→ TASK INPUTS
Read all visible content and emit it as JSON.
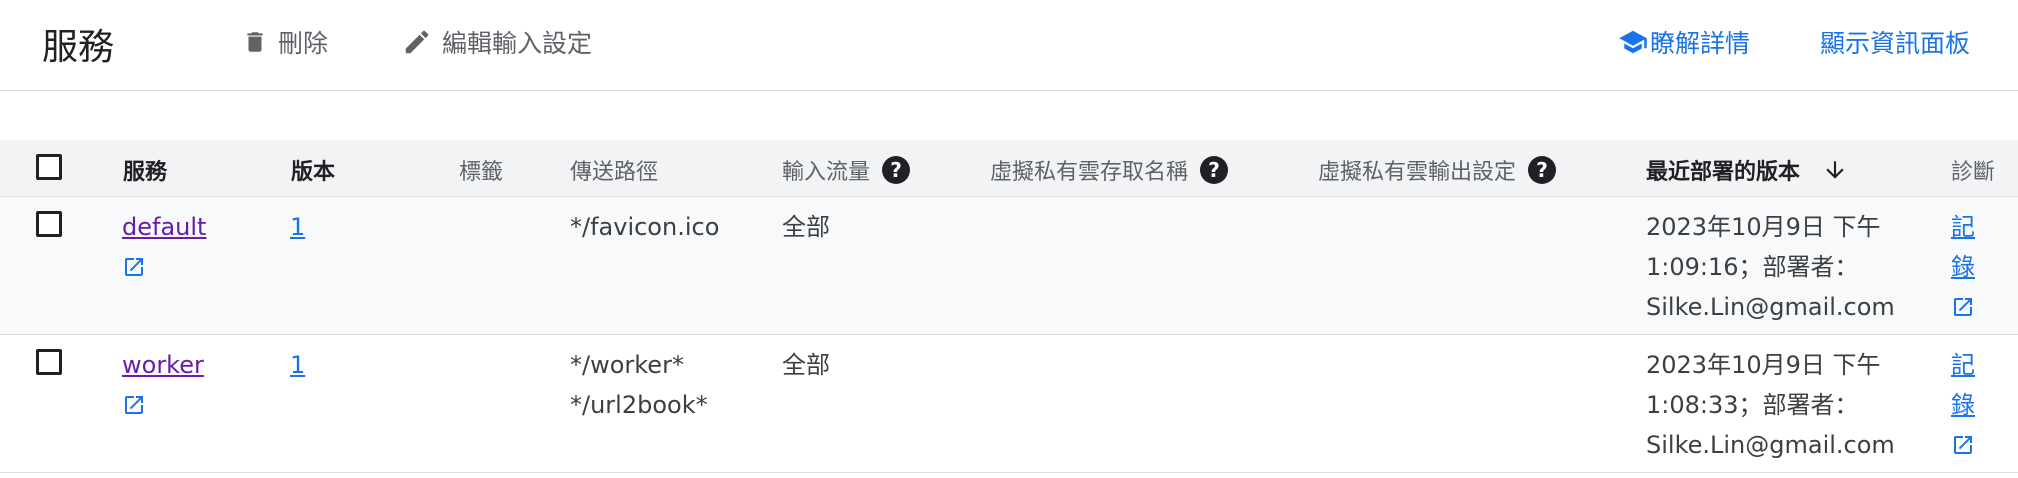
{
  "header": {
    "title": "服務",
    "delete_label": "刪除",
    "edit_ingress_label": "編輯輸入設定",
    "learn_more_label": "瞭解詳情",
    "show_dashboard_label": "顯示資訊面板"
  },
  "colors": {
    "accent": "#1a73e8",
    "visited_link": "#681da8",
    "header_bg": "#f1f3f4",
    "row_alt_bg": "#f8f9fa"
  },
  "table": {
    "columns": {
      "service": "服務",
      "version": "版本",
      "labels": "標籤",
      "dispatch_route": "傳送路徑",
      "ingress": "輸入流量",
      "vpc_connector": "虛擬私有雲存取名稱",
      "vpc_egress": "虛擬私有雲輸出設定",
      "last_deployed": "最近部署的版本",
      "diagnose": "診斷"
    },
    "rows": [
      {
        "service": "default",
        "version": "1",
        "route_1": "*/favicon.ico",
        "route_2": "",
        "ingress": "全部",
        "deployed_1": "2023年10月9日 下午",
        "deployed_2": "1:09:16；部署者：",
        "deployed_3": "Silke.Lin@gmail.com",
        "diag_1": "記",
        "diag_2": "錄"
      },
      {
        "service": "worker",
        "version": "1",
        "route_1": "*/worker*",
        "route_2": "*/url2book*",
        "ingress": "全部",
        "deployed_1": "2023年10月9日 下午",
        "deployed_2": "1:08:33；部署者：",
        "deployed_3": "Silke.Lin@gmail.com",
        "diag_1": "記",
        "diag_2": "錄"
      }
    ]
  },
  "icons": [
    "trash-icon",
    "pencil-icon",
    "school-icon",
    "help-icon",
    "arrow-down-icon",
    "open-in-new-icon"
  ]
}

→ TASK REQUIREMENTS
Output, exactly, all the records above; include no pictures.

→ EXERCISE SOLUTION
Read all visible content and emit it as JSON.
{
  "header": {
    "title": "服務",
    "delete_label": "刪除",
    "edit_ingress_label": "編輯輸入設定",
    "learn_more_label": "瞭解詳情",
    "show_dashboard_label": "顯示資訊面板"
  },
  "colors": {
    "accent": "#1a73e8",
    "visited_link": "#681da8",
    "header_bg": "#f1f3f4",
    "row_alt_bg": "#f8f9fa"
  },
  "table": {
    "columns": {
      "service": "服務",
      "version": "版本",
      "labels": "標籤",
      "dispatch_route": "傳送路徑",
      "ingress": "輸入流量",
      "vpc_connector": "虛擬私有雲存取名稱",
      "vpc_egress": "虛擬私有雲輸出設定",
      "last_deployed": "最近部署的版本",
      "diagnose": "診斷"
    },
    "rows": [
      {
        "service": "default",
        "version": "1",
        "route_1": "*/favicon.ico",
        "route_2": "",
        "ingress": "全部",
        "deployed_1": "2023年10月9日 下午",
        "deployed_2": "1:09:16；部署者：",
        "deployed_3": "Silke.Lin@gmail.com",
        "diag_1": "記",
        "diag_2": "錄"
      },
      {
        "service": "worker",
        "version": "1",
        "route_1": "*/worker*",
        "route_2": "*/url2book*",
        "ingress": "全部",
        "deployed_1": "2023年10月9日 下午",
        "deployed_2": "1:08:33；部署者：",
        "deployed_3": "Silke.Lin@gmail.com",
        "diag_1": "記",
        "diag_2": "錄"
      }
    ]
  },
  "icons": [
    "trash-icon",
    "pencil-icon",
    "school-icon",
    "help-icon",
    "arrow-down-icon",
    "open-in-new-icon"
  ]
}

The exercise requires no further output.